[Saved entries]
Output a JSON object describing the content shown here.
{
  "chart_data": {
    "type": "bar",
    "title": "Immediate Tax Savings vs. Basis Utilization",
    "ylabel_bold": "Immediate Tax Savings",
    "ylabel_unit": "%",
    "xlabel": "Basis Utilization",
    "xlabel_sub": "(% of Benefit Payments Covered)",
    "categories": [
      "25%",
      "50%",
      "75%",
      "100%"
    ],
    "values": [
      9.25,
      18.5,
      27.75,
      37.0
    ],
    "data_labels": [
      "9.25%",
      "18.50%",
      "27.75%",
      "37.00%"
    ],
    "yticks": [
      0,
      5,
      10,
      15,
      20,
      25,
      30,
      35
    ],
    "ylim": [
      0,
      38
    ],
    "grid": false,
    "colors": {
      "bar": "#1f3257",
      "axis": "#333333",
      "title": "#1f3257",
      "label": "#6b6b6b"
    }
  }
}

• _Given task_:
Please output the complete data exactly.

• _Written answer_:
Output a JSON object describing the content shown here.
{
  "chart_data": {
    "type": "bar",
    "title": "Immediate Tax Savings vs. Basis Utilization",
    "ylabel_bold": "Immediate Tax Savings",
    "ylabel_unit": "%",
    "xlabel": "Basis Utilization",
    "xlabel_sub": "(% of Benefit Payments Covered)",
    "categories": [
      "25%",
      "50%",
      "75%",
      "100%"
    ],
    "values": [
      9.25,
      18.5,
      27.75,
      37.0
    ],
    "data_labels": [
      "9.25%",
      "18.50%",
      "27.75%",
      "37.00%"
    ],
    "yticks": [
      0,
      5,
      10,
      15,
      20,
      25,
      30,
      35
    ],
    "ylim": [
      0,
      38
    ],
    "grid": false,
    "colors": {
      "bar": "#1f3257",
      "axis": "#333333",
      "title": "#1f3257",
      "label": "#6b6b6b"
    }
  }
}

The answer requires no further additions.